■ **INSTRUCTIONS TO FOLLOW**: Your task is to quote the material that follows, in full and exactly.

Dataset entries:
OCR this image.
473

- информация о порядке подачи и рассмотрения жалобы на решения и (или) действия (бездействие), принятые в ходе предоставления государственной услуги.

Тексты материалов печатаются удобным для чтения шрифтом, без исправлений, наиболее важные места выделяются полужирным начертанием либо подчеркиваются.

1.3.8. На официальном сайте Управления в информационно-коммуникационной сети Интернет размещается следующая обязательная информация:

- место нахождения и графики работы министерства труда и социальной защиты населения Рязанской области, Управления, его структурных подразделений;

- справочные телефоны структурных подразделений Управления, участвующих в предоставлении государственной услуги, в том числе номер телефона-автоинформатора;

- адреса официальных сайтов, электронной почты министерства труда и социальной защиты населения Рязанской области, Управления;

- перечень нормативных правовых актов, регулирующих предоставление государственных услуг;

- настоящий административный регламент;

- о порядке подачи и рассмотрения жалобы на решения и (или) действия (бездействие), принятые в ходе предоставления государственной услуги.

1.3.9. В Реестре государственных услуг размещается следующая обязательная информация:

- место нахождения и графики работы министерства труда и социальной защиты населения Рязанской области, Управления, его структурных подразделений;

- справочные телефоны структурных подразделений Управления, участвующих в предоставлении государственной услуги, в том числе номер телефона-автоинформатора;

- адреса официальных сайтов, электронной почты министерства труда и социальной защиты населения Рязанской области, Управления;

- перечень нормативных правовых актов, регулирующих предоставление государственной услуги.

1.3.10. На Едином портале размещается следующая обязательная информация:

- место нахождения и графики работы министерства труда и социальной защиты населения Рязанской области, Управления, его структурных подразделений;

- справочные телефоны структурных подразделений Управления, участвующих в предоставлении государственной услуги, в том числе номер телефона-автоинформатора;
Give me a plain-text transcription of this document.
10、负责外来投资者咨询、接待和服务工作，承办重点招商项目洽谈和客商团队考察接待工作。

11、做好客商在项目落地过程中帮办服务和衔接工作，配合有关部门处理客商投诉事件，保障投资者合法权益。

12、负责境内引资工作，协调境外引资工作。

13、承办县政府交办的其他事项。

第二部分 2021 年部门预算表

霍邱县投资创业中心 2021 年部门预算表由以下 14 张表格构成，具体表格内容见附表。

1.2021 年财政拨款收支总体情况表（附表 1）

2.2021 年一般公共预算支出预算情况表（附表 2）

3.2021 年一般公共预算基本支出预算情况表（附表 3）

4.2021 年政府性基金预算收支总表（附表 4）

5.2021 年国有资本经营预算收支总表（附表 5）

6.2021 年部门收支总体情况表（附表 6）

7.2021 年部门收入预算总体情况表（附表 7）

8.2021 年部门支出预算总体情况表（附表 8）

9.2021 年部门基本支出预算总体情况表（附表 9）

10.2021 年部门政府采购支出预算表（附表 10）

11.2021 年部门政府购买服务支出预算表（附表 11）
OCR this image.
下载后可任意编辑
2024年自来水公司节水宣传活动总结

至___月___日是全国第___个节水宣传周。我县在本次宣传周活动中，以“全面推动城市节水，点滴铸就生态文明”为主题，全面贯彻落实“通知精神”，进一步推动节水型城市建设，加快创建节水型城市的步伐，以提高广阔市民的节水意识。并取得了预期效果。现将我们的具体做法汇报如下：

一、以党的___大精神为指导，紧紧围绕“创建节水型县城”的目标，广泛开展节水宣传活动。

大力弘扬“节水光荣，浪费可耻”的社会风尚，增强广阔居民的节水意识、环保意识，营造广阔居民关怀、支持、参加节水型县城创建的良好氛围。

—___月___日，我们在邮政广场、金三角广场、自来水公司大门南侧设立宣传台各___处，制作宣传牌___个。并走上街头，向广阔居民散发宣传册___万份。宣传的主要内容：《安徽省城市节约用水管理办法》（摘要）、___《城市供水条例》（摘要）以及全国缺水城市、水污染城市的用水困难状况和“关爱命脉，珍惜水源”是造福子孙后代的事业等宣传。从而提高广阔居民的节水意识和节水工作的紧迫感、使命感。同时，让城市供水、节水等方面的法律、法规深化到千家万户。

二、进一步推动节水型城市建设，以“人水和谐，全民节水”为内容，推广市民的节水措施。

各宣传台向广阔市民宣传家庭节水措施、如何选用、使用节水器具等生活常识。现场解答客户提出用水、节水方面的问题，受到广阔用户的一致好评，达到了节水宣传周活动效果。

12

■ **RESULT**:
OCR this image.
473

- информация о порядке подачи и рассмотрения жалобы на решения и (или) действия (бездействие), принятые в ходе предоставления государственной услуги.

Тексты материалов печатаются удобным для чтения шрифтом, без исправлений, наиболее важные места выделяются полужирным начертанием либо подчеркиваются.

1.3.8. На официальном сайте Управления в информационно-коммуникационной сети Интернет размещается следующая обязательная информация:

- место нахождения и графики работы министерства труда и социальной защиты населения Рязанской области, Управления, его структурных подразделений;

- справочные телефоны структурных подразделений Управления, участвующих в предоставлении государственной услуги, в том числе номер телефона-автоинформатора;

- адреса официальных сайтов, электронной почты министерства труда и социальной защиты населения Рязанской области, Управления;

- перечень нормативных правовых актов, регулирующих предоставление государственных услуг;

- настоящий административный регламент;

- о порядке подачи и рассмотрения жалобы на решения и (или) действия (бездействие), принятые в ходе предоставления государственной услуги.

1.3.9. В Реестре государственных услуг размещается следующая обязательная информация:

- место нахождения и графики работы министерства труда и социальной защиты населения Рязанской области, Управления, его структурных подразделений;

- справочные телефоны структурных подразделений Управления, участвующих в предоставлении государственной услуги, в том числе номер телефона-автоинформатора;

- адреса официальных сайтов, электронной почты министерства труда и социальной защиты населения Рязанской области, Управления;

- перечень нормативных правовых актов, регулирующих предоставление государственной услуги.

1.3.10. На Едином портале размещается следующая обязательная информация:

- место нахождения и графики работы министерства труда и социальной защиты населения Рязанской области, Управления, его структурных подразделений;

- справочные телефоны структурных подразделений Управления, участвующих в предоставлении государственной услуги, в том числе номер телефона-автоинформатора;
Give me a plain-text transcription of this document.
10、负责外来投资者咨询、接待和服务工作，承办重点招商项目洽谈和客商团队考察接待工作。

11、做好客商在项目落地过程中帮办服务和衔接工作，配合有关部门处理客商投诉事件，保障投资者合法权益。

12、负责境内引资工作，协调境外引资工作。

13、承办县政府交办的其他事项。

第二部分 2021 年部门预算表

霍邱县投资创业中心 2021 年部门预算表由以下 14 张表格构成，具体表格内容见附表。

1.2021 年财政拨款收支总体情况表（附表 1）

2.2021 年一般公共预算支出预算情况表（附表 2）

3.2021 年一般公共预算基本支出预算情况表（附表 3）

4.2021 年政府性基金预算收支总表（附表 4）

5.2021 年国有资本经营预算收支总表（附表 5）

6.2021 年部门收支总体情况表（附表 6）

7.2021 年部门收入预算总体情况表（附表 7）

8.2021 年部门支出预算总体情况表（附表 8）

9.2021 年部门基本支出预算总体情况表（附表 9）

10.2021 年部门政府采购支出预算表（附表 10）

11.2021 年部门政府购买服务支出预算表（附表 11）
OCR this image.
下载后可任意编辑
2024年自来水公司节水宣传活动总结

至___月___日是全国第___个节水宣传周。我县在本次宣传周活动中，以“全面推动城市节水，点滴铸就生态文明”为主题，全面贯彻落实“通知精神”，进一步推动节水型城市建设，加快创建节水型城市的步伐，以提高广阔市民的节水意识。并取得了预期效果。现将我们的具体做法汇报如下：

一、以党的___大精神为指导，紧紧围绕“创建节水型县城”的目标，广泛开展节水宣传活动。

大力弘扬“节水光荣，浪费可耻”的社会风尚，增强广阔居民的节水意识、环保意识，营造广阔居民关怀、支持、参加节水型县城创建的良好氛围。

—___月___日，我们在邮政广场、金三角广场、自来水公司大门南侧设立宣传台各___处，制作宣传牌___个。并走上街头，向广阔居民散发宣传册___万份。宣传的主要内容：《安徽省城市节约用水管理办法》（摘要）、___《城市供水条例》（摘要）以及全国缺水城市、水污染城市的用水困难状况和“关爱命脉，珍惜水源”是造福子孙后代的事业等宣传。从而提高广阔居民的节水意识和节水工作的紧迫感、使命感。同时，让城市供水、节水等方面的法律、法规深化到千家万户。

二、进一步推动节水型城市建设，以“人水和谐，全民节水”为内容，推广市民的节水措施。

各宣传台向广阔市民宣传家庭节水措施、如何选用、使用节水器具等生活常识。现场解答客户提出用水、节水方面的问题，受到广阔用户的一致好评，达到了节水宣传周活动效果。

12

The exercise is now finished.